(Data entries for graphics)
▬▬▬▬▬▬

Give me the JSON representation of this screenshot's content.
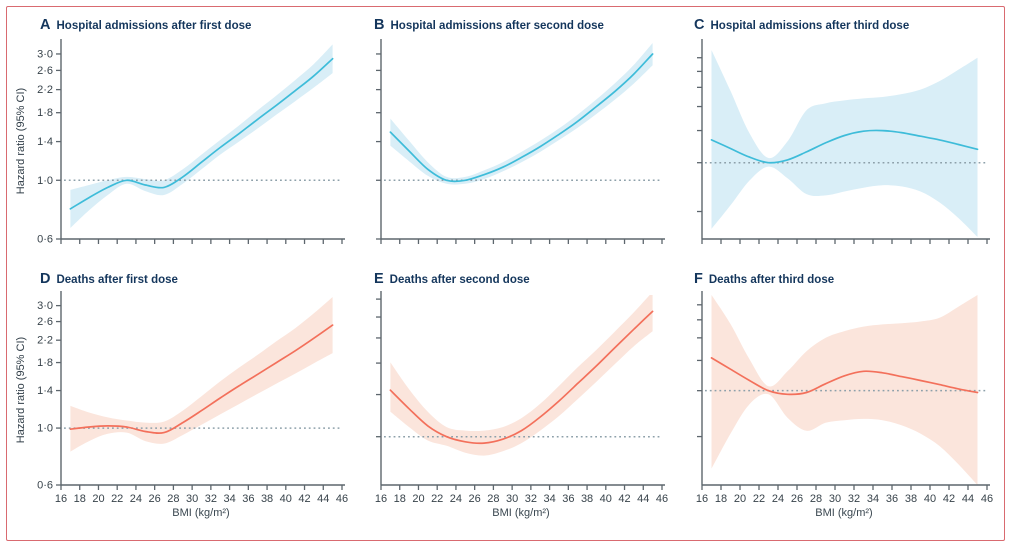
{
  "figure": {
    "border_color": "#D96A70",
    "ylabel": "Hazard ratio (95% CI)",
    "xlabel": "BMI (kg/m²)",
    "x_tick_labels": [
      "16",
      "18",
      "20",
      "22",
      "24",
      "26",
      "28",
      "30",
      "32",
      "34",
      "36",
      "38",
      "40",
      "42",
      "44",
      "46"
    ],
    "colors": {
      "blue_line": "#3EBCD9",
      "blue_band": "#D9EEF7",
      "red_line": "#F3705B",
      "red_band": "#FBE5DC",
      "reference_line": "#8DA0AA",
      "axis": "#5D666D",
      "tick_label": "#38434B",
      "title": "#14365C"
    }
  },
  "chart_data": [
    {
      "type": "line",
      "panel_label": "A",
      "title": "Hospital admissions after first dose",
      "series_color": "#3EBCD9",
      "band_color": "#D9EEF7",
      "yscale": "log",
      "xlim": [
        16,
        46
      ],
      "ylim": [
        0.6,
        3.3
      ],
      "reference_line": 1.0,
      "ytick_values": [
        3.0,
        2.6,
        2.2,
        1.8,
        1.4,
        1.0,
        0.6
      ],
      "ytick_labels": [
        "3·0",
        "2·6",
        "2·2",
        "1·8",
        "1·4",
        "1·0",
        "0·6"
      ],
      "show_xtick_labels": false,
      "x": [
        17,
        19,
        21,
        23,
        25,
        27,
        29,
        31,
        33,
        35,
        37,
        39,
        41,
        43,
        45
      ],
      "hazard_ratio": [
        0.78,
        0.86,
        0.94,
        1.0,
        0.96,
        0.94,
        1.03,
        1.17,
        1.33,
        1.5,
        1.7,
        1.92,
        2.18,
        2.48,
        2.88
      ],
      "ci_lower": [
        0.66,
        0.77,
        0.88,
        0.97,
        0.91,
        0.88,
        0.97,
        1.1,
        1.25,
        1.4,
        1.57,
        1.77,
        1.99,
        2.24,
        2.54
      ],
      "ci_upper": [
        0.92,
        0.96,
        1.0,
        1.03,
        1.01,
        1.0,
        1.1,
        1.25,
        1.42,
        1.61,
        1.84,
        2.09,
        2.39,
        2.75,
        3.26
      ]
    },
    {
      "type": "line",
      "panel_label": "B",
      "title": "Hospital admissions after second dose",
      "series_color": "#3EBCD9",
      "band_color": "#D9EEF7",
      "yscale": "log",
      "xlim": [
        16,
        46
      ],
      "ylim": [
        0.6,
        3.3
      ],
      "reference_line": 1.0,
      "ytick_values": [
        3.0,
        2.6,
        2.2,
        1.8,
        1.4,
        1.0,
        0.6
      ],
      "ytick_labels": null,
      "show_xtick_labels": false,
      "x": [
        17,
        19,
        21,
        23,
        25,
        27,
        29,
        31,
        33,
        35,
        37,
        39,
        41,
        43,
        45
      ],
      "hazard_ratio": [
        1.52,
        1.29,
        1.1,
        1.0,
        1.0,
        1.05,
        1.12,
        1.22,
        1.34,
        1.49,
        1.67,
        1.9,
        2.17,
        2.52,
        3.0
      ],
      "ci_lower": [
        1.35,
        1.18,
        1.04,
        0.97,
        0.97,
        1.01,
        1.08,
        1.17,
        1.28,
        1.42,
        1.58,
        1.78,
        2.02,
        2.32,
        2.72
      ],
      "ci_upper": [
        1.71,
        1.41,
        1.17,
        1.03,
        1.03,
        1.09,
        1.17,
        1.28,
        1.41,
        1.57,
        1.77,
        2.02,
        2.33,
        2.73,
        3.3
      ]
    },
    {
      "type": "line",
      "panel_label": "C",
      "title": "Hospital admissions after third dose",
      "series_color": "#3EBCD9",
      "band_color": "#D9EEF7",
      "yscale": "log",
      "xlim": [
        16,
        46
      ],
      "ylim": [
        0.45,
        3.5
      ],
      "reference_line": 1.0,
      "ytick_values": [
        3.0,
        2.6,
        2.2,
        1.8,
        1.4,
        1.0,
        0.6
      ],
      "ytick_labels": null,
      "show_xtick_labels": false,
      "x": [
        17,
        19,
        21,
        23,
        25,
        27,
        29,
        31,
        33,
        35,
        37,
        39,
        41,
        43,
        45
      ],
      "hazard_ratio": [
        1.27,
        1.16,
        1.06,
        1.0,
        1.03,
        1.12,
        1.23,
        1.33,
        1.39,
        1.4,
        1.37,
        1.32,
        1.27,
        1.21,
        1.15
      ],
      "ci_lower": [
        0.5,
        0.64,
        0.83,
        0.96,
        0.85,
        0.72,
        0.71,
        0.74,
        0.77,
        0.79,
        0.78,
        0.74,
        0.66,
        0.56,
        0.46
      ],
      "ci_upper": [
        3.25,
        2.12,
        1.36,
        1.05,
        1.25,
        1.73,
        1.86,
        1.92,
        1.96,
        1.99,
        2.05,
        2.15,
        2.35,
        2.65,
        3.0
      ]
    },
    {
      "type": "line",
      "panel_label": "D",
      "title": "Deaths after first dose",
      "series_color": "#F3705B",
      "band_color": "#FBE5DC",
      "yscale": "log",
      "xlim": [
        16,
        46
      ],
      "ylim": [
        0.6,
        3.3
      ],
      "reference_line": 1.0,
      "ytick_values": [
        3.0,
        2.6,
        2.2,
        1.8,
        1.4,
        1.0,
        0.6
      ],
      "ytick_labels": [
        "3·0",
        "2·6",
        "2·2",
        "1·8",
        "1·4",
        "1·0",
        "0·6"
      ],
      "show_xtick_labels": true,
      "x": [
        17,
        19,
        21,
        23,
        25,
        27,
        29,
        31,
        33,
        35,
        37,
        39,
        41,
        43,
        45
      ],
      "hazard_ratio": [
        0.99,
        1.01,
        1.02,
        1.01,
        0.97,
        0.96,
        1.05,
        1.17,
        1.31,
        1.46,
        1.62,
        1.8,
        2.0,
        2.24,
        2.52
      ],
      "ci_lower": [
        0.81,
        0.89,
        0.95,
        0.96,
        0.89,
        0.87,
        0.94,
        1.03,
        1.13,
        1.24,
        1.36,
        1.49,
        1.63,
        1.79,
        1.96
      ],
      "ci_upper": [
        1.22,
        1.15,
        1.1,
        1.07,
        1.05,
        1.06,
        1.17,
        1.33,
        1.52,
        1.72,
        1.93,
        2.18,
        2.45,
        2.8,
        3.24
      ]
    },
    {
      "type": "line",
      "panel_label": "E",
      "title": "Deaths after second dose",
      "series_color": "#F3705B",
      "band_color": "#FBE5DC",
      "yscale": "log",
      "xlim": [
        16,
        46
      ],
      "ylim": [
        0.68,
        3.1
      ],
      "reference_line": 1.0,
      "ytick_values": [
        3.0,
        2.6,
        2.2,
        1.8,
        1.4,
        1.0
      ],
      "ytick_labels": null,
      "show_xtick_labels": true,
      "x": [
        17,
        19,
        21,
        23,
        25,
        27,
        29,
        31,
        33,
        35,
        37,
        39,
        41,
        43,
        45
      ],
      "hazard_ratio": [
        1.45,
        1.25,
        1.09,
        1.0,
        0.96,
        0.95,
        0.98,
        1.05,
        1.17,
        1.33,
        1.53,
        1.76,
        2.04,
        2.36,
        2.72
      ],
      "ci_lower": [
        1.22,
        1.08,
        0.97,
        0.93,
        0.88,
        0.86,
        0.89,
        0.95,
        1.05,
        1.18,
        1.35,
        1.55,
        1.79,
        2.06,
        2.32
      ],
      "ci_upper": [
        1.81,
        1.46,
        1.22,
        1.08,
        1.05,
        1.05,
        1.08,
        1.16,
        1.3,
        1.5,
        1.74,
        2.0,
        2.32,
        2.7,
        3.18
      ]
    },
    {
      "type": "line",
      "panel_label": "F",
      "title": "Deaths after third dose",
      "series_color": "#F3705B",
      "band_color": "#FBE5DC",
      "yscale": "log",
      "xlim": [
        16,
        46
      ],
      "ylim": [
        0.35,
        2.9
      ],
      "reference_line": 1.0,
      "ytick_values": [
        2.6,
        2.2,
        1.8,
        1.4,
        1.0,
        0.6
      ],
      "ytick_labels": null,
      "show_xtick_labels": true,
      "x": [
        17,
        19,
        21,
        23,
        25,
        27,
        29,
        31,
        33,
        35,
        37,
        39,
        41,
        43,
        45
      ],
      "hazard_ratio": [
        1.44,
        1.27,
        1.12,
        1.0,
        0.96,
        0.98,
        1.08,
        1.18,
        1.24,
        1.22,
        1.17,
        1.12,
        1.07,
        1.02,
        0.98
      ],
      "ci_lower": [
        0.42,
        0.62,
        0.86,
        0.96,
        0.74,
        0.64,
        0.7,
        0.72,
        0.73,
        0.72,
        0.68,
        0.62,
        0.54,
        0.44,
        0.35
      ],
      "ci_upper": [
        2.9,
        2.1,
        1.42,
        1.05,
        1.24,
        1.55,
        1.8,
        1.94,
        2.04,
        2.09,
        2.12,
        2.16,
        2.25,
        2.55,
        2.9
      ]
    }
  ]
}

▬▬▬▬▬▬

* _Written task_
Identify the lines above that contain the word "dose", then copy them.

* _Correct response_
      "title": "Hospital admissions after first dose",
      "title": "Hospital admissions after second dose",
      "title": "Hospital admissions after third dose",
      "title": "Deaths after first dose",
      "title": "Deaths after second dose",
      "title": "Deaths after third dose",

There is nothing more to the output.